* Study questions:
**1)** Answer these from the C code discussion:
(a) According to the comment above list_add, what is it good for implementing?
(b) Which parameter does the extra level of indirection hide, and how many parameters does the resulting function take?
(c) Under what condition is the approach of storing shared objects in a separate list not viable?
**2)** Please write the next part of the C code discussion, picking up after its final sentence.

==== Document passage

A simpler solution that is sometimes applicable is having all your shared objects also stored in a separate list... you freely assign and change complex data structures pointing to these objects but you never free them during the normal use. Only when you need to throw everything away you deallocate those objects by using that separate list.
Note that this approach is possible only if you're not allocating many objects during the "normal use" because in that case delaying the destruction could be not viable.
Quoting a code snippet :
/**
* list_add - add a new entry
* #new: new entry to be added
* #head: list head to add it after
*
* Insert a new entry after the specified head.
* This is good for implementing stacks.
*/
static inline void list_add(struct list_head *new, struct list_head *head)
{
__list_add(new, head, head->next);
}
I have seen similar code in several different programs, especially those manipulating data structures. What is the usual intention in adding this extra level of indirection - why can't the code inside __list_add be put inside list_add ?
If you copy code, it will make maintenance harder. In this example, the extra level of indirection hides the parameter next. It will provide a function with just 2 parameters rather than 3.
If the code inside the __list_add() is copied, it needs to be copied to multiple places. If then the list mechanism is changed somewhat, all of these places need to be updated too, or bugs will start to pop-up (i.e. a FIFO and LIFO implementation of a list show different behavior).
There is always a tradeoff; another level of indirection also adds complexity and possibly overhead, as opposed to duplicating lines of code or having lots of parameters in the API.
It's about code reuse, and avoiding duplication.
__list_add() contains code that is useful in more situations than just this one, and can be shared between several different functions.
Sharing code like this has several advantages:
If there's a bug in __list_add() and you fix it, all the functions that use it get the fix.
If __list_add() gets an enhancement (eg. you make it faster) all the functions get faster.

========
==== Entries shown

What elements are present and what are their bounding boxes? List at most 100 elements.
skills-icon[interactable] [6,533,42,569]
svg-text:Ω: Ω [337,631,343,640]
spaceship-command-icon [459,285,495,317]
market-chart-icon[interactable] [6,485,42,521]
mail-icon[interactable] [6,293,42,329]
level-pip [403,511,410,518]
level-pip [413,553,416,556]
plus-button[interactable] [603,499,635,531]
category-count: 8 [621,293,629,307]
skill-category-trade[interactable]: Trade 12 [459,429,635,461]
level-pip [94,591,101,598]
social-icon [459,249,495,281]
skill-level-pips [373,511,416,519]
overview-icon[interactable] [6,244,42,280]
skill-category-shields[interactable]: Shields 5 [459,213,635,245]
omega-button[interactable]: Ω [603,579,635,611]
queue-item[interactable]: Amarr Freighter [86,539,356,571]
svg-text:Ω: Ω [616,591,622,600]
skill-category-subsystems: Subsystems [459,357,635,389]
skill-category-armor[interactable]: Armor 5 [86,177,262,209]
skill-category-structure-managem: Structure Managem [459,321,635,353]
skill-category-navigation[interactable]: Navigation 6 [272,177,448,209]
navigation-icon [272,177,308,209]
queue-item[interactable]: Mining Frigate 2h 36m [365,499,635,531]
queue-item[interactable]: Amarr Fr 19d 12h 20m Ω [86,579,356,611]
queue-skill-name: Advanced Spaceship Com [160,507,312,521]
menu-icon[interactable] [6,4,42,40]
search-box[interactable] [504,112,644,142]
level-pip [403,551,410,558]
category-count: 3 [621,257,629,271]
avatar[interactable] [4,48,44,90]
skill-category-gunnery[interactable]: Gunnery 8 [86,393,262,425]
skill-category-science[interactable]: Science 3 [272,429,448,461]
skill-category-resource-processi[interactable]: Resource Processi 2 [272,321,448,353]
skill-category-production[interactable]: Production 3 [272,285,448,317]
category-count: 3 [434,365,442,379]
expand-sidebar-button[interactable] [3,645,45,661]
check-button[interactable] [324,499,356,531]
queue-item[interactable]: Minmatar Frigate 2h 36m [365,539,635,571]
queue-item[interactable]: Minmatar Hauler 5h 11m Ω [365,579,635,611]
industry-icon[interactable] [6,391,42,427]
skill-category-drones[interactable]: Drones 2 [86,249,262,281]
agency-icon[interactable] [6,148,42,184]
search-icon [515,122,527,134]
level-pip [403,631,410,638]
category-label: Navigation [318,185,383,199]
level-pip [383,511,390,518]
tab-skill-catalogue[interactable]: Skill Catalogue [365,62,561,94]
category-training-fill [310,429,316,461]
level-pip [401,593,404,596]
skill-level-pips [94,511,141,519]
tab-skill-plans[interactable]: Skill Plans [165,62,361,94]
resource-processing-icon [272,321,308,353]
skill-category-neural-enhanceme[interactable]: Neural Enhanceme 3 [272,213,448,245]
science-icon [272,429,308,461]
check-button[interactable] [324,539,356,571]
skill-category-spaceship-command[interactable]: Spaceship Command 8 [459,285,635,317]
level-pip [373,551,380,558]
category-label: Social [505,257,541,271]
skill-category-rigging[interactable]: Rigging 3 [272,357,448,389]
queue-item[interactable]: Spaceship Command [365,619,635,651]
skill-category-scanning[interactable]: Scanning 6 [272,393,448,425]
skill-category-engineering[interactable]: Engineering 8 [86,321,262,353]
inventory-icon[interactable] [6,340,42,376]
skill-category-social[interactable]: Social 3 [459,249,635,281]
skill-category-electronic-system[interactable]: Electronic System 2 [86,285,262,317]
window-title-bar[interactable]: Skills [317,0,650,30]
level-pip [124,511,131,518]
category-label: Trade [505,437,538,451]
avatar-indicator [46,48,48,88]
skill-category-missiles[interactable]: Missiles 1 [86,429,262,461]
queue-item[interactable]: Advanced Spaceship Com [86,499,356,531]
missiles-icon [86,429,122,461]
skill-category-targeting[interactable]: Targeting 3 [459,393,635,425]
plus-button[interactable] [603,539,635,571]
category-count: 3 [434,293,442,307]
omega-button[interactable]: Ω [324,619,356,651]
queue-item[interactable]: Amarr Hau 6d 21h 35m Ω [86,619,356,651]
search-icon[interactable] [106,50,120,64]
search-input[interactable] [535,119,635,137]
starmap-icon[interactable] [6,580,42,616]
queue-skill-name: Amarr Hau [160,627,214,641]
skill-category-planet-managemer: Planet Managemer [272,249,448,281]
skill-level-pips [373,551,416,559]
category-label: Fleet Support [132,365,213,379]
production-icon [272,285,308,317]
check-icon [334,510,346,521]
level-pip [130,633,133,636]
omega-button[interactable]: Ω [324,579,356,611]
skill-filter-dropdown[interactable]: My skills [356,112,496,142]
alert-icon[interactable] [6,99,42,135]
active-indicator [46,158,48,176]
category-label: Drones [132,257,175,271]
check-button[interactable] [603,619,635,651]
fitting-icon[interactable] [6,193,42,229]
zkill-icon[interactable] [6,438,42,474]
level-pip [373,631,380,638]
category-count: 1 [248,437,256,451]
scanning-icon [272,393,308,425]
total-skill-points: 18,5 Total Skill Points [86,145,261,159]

========

* Answers in order:
**1)**
(a) Stacks.
(b) It hides the parameter next, so the function takes 2 parameters rather than 3.
(c) When many objects are allocated during "normal use," because delaying their destruction may not be viable.

**2)**
There's only one place to look when you want to see how items are added to lists.
It can.
However, there are probably other public entries that can share the code in __list_add(). eg, there may be a push() or an insert_head() or something like that.
NOTE: If this is C++ then you might want to rethink calling your variables new, as this is a reserved word.
__list_add will be intended as a "private" internal function which might have multiple uses internally. The public facing list_add is there as a convenient wrapper around it.
This wrapper is inline. If you added the body of __List_add, that too would be inlined. The apaprent goal is to just inline the pushing of the extra head->next argument and nothing else.
That function comes from the linux kernel.
It belongs to the generic list implementation:
Take a look: __list_add()
__list_add() is used in many places: e.g. list_add() which adds an element at a list head, list_add_tail() which adds an element at list tail... It can also be used to insert an element at a given position.
It is also common to define an wrapper function for recursive functions so the initial parameters are set correctly.
See binary search on wikipedia for Recursion (computer science)
Could also be to keep binary compatibility. you have an indirection that allows to keep the ABI invariant.
From http://tldp.org/HOWTO/Program-Library-HOWTO/shared-libraries.html
When a new version of a library is
binary-incompatible with the old one
the soname needs to change. In C,
there are four basic reasons that a
library would cease to be binary
compatible:
The behavior of a function changes so that it no longer meets its
original specification,
Exported data items change (exception: adding optional items to
the ends of structures is okay, as
long as those structures are only
allocated within the library).
An exported function is removed.
The interface of an exported function changes.